**Stored data**
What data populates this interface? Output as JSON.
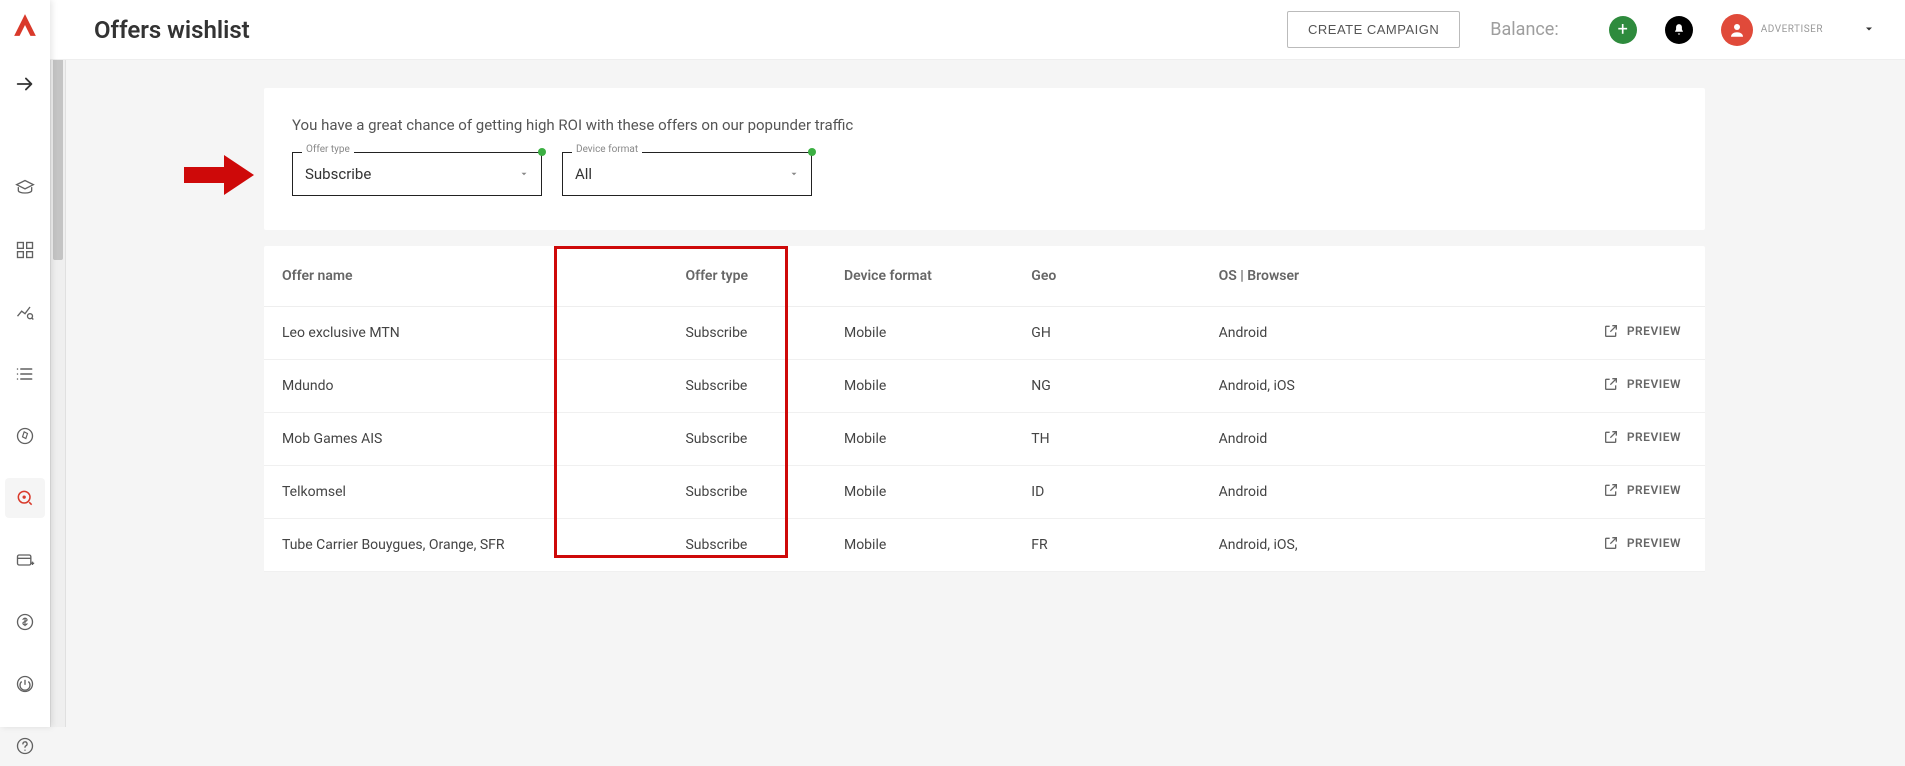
{
  "header": {
    "title": "Offers wishlist",
    "create_campaign_label": "CREATE CAMPAIGN",
    "balance_label": "Balance:",
    "role_label": "ADVERTISER"
  },
  "panel": {
    "hint": "You have a great chance of getting high ROI with these offers on our popunder traffic",
    "filter_offer_type": {
      "legend": "Offer type",
      "value": "Subscribe"
    },
    "filter_device_format": {
      "legend": "Device format",
      "value": "All"
    }
  },
  "table": {
    "columns": {
      "name": "Offer name",
      "type": "Offer type",
      "device": "Device format",
      "geo": "Geo",
      "os": "OS | Browser"
    },
    "preview_label": "PREVIEW",
    "rows": [
      {
        "name": "Leo exclusive MTN",
        "type": "Subscribe",
        "device": "Mobile",
        "geo": "GH",
        "os": "Android"
      },
      {
        "name": "Mdundo",
        "type": "Subscribe",
        "device": "Mobile",
        "geo": "NG",
        "os": "Android, iOS"
      },
      {
        "name": "Mob Games AIS",
        "type": "Subscribe",
        "device": "Mobile",
        "geo": "TH",
        "os": "Android"
      },
      {
        "name": "Telkomsel",
        "type": "Subscribe",
        "device": "Mobile",
        "geo": "ID",
        "os": "Android"
      },
      {
        "name": "Tube Carrier Bouygues, Orange, SFR",
        "type": "Subscribe",
        "device": "Mobile",
        "geo": "FR",
        "os": "Android, iOS,"
      }
    ]
  }
}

**Problem requirements**
Every line of the data above should be quoted exactly. Omit the pictures.

**The completed task**
What data populates this interface? Output as JSON.
{
  "header": {
    "title": "Offers wishlist",
    "create_campaign_label": "CREATE CAMPAIGN",
    "balance_label": "Balance:",
    "role_label": "ADVERTISER"
  },
  "panel": {
    "hint": "You have a great chance of getting high ROI with these offers on our popunder traffic",
    "filter_offer_type": {
      "legend": "Offer type",
      "value": "Subscribe"
    },
    "filter_device_format": {
      "legend": "Device format",
      "value": "All"
    }
  },
  "table": {
    "columns": {
      "name": "Offer name",
      "type": "Offer type",
      "device": "Device format",
      "geo": "Geo",
      "os": "OS | Browser"
    },
    "preview_label": "PREVIEW",
    "rows": [
      {
        "name": "Leo exclusive MTN",
        "type": "Subscribe",
        "device": "Mobile",
        "geo": "GH",
        "os": "Android"
      },
      {
        "name": "Mdundo",
        "type": "Subscribe",
        "device": "Mobile",
        "geo": "NG",
        "os": "Android, iOS"
      },
      {
        "name": "Mob Games AIS",
        "type": "Subscribe",
        "device": "Mobile",
        "geo": "TH",
        "os": "Android"
      },
      {
        "name": "Telkomsel",
        "type": "Subscribe",
        "device": "Mobile",
        "geo": "ID",
        "os": "Android"
      },
      {
        "name": "Tube Carrier Bouygues, Orange, SFR",
        "type": "Subscribe",
        "device": "Mobile",
        "geo": "FR",
        "os": "Android, iOS,"
      }
    ]
  }
}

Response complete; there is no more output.